**What is expected**
Restate the entries below word for word, omitting nothing.

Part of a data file
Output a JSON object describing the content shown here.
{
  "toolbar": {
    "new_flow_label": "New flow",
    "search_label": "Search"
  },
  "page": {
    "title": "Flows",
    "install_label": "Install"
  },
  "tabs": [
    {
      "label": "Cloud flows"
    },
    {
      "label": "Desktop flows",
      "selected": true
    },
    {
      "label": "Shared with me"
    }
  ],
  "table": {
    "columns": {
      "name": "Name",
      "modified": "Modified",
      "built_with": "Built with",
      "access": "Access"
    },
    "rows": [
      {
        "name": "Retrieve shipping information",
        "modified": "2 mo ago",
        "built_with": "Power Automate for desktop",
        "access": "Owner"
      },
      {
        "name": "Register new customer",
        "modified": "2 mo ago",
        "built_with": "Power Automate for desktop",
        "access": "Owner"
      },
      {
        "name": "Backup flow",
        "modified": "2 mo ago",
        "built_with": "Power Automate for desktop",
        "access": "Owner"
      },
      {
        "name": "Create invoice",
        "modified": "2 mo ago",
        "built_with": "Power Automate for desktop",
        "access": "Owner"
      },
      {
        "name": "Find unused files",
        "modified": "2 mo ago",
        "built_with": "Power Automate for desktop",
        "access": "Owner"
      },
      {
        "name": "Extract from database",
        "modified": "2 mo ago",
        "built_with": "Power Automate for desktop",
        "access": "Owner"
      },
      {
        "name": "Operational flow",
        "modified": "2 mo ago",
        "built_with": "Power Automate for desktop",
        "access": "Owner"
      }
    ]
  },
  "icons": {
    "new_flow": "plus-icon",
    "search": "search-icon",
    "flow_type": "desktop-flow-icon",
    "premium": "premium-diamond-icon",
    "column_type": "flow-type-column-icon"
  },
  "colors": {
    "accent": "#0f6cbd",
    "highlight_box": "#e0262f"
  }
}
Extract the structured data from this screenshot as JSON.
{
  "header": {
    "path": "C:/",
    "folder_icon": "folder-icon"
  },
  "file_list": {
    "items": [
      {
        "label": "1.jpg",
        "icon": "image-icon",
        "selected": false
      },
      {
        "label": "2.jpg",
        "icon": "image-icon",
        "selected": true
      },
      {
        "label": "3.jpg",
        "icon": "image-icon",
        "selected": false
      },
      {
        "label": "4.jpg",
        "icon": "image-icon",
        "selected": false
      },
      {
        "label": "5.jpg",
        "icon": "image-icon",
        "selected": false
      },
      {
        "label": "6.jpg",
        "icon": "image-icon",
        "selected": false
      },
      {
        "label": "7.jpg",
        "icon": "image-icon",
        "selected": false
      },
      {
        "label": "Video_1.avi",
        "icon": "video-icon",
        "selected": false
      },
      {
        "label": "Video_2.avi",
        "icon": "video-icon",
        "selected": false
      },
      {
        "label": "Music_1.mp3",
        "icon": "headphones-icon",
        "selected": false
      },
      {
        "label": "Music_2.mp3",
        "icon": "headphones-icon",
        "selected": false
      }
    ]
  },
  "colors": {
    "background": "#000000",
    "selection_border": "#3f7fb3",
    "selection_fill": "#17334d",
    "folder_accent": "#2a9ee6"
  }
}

**Complete answer**
Output a JSON object describing the content shown here.
{
  "toolbar": {
    "new_flow_label": "New flow",
    "search_label": "Search"
  },
  "page": {
    "title": "Flows",
    "install_label": "Install"
  },
  "tabs": [
    {
      "label": "Cloud flows"
    },
    {
      "label": "Desktop flows",
      "selected": true
    },
    {
      "label": "Shared with me"
    }
  ],
  "table": {
    "columns": {
      "name": "Name",
      "modified": "Modified",
      "built_with": "Built with",
      "access": "Access"
    },
    "rows": [
      {
        "name": "Retrieve shipping information",
        "modified": "2 mo ago",
        "built_with": "Power Automate for desktop",
        "access": "Owner"
      },
      {
        "name": "Register new customer",
        "modified": "2 mo ago",
        "built_with": "Power Automate for desktop",
        "access": "Owner"
      },
      {
        "name": "Backup flow",
        "modified": "2 mo ago",
        "built_with": "Power Automate for desktop",
        "access": "Owner"
      },
      {
        "name": "Create invoice",
        "modified": "2 mo ago",
        "built_with": "Power Automate for desktop",
        "access": "Owner"
      },
      {
        "name": "Find unused files",
        "modified": "2 mo ago",
        "built_with": "Power Automate for desktop",
        "access": "Owner"
      },
      {
        "name": "Extract from database",
        "modified": "2 mo ago",
        "built_with": "Power Automate for desktop",
        "access": "Owner"
      },
      {
        "name": "Operational flow",
        "modified": "2 mo ago",
        "built_with": "Power Automate for desktop",
        "access": "Owner"
      }
    ]
  },
  "icons": {
    "new_flow": "plus-icon",
    "search": "search-icon",
    "flow_type": "desktop-flow-icon",
    "premium": "premium-diamond-icon",
    "column_type": "flow-type-column-icon"
  },
  "colors": {
    "accent": "#0f6cbd",
    "highlight_box": "#e0262f"
  }
}
Extract the structured data from this screenshot as JSON.
{
  "header": {
    "path": "C:/",
    "folder_icon": "folder-icon"
  },
  "file_list": {
    "items": [
      {
        "label": "1.jpg",
        "icon": "image-icon",
        "selected": false
      },
      {
        "label": "2.jpg",
        "icon": "image-icon",
        "selected": true
      },
      {
        "label": "3.jpg",
        "icon": "image-icon",
        "selected": false
      },
      {
        "label": "4.jpg",
        "icon": "image-icon",
        "selected": false
      },
      {
        "label": "5.jpg",
        "icon": "image-icon",
        "selected": false
      },
      {
        "label": "6.jpg",
        "icon": "image-icon",
        "selected": false
      },
      {
        "label": "7.jpg",
        "icon": "image-icon",
        "selected": false
      },
      {
        "label": "Video_1.avi",
        "icon": "video-icon",
        "selected": false
      },
      {
        "label": "Video_2.avi",
        "icon": "video-icon",
        "selected": false
      },
      {
        "label": "Music_1.mp3",
        "icon": "headphones-icon",
        "selected": false
      },
      {
        "label": "Music_2.mp3",
        "icon": "headphones-icon",
        "selected": false
      }
    ]
  },
  "colors": {
    "background": "#000000",
    "selection_border": "#3f7fb3",
    "selection_fill": "#17334d",
    "folder_accent": "#2a9ee6"
  }
}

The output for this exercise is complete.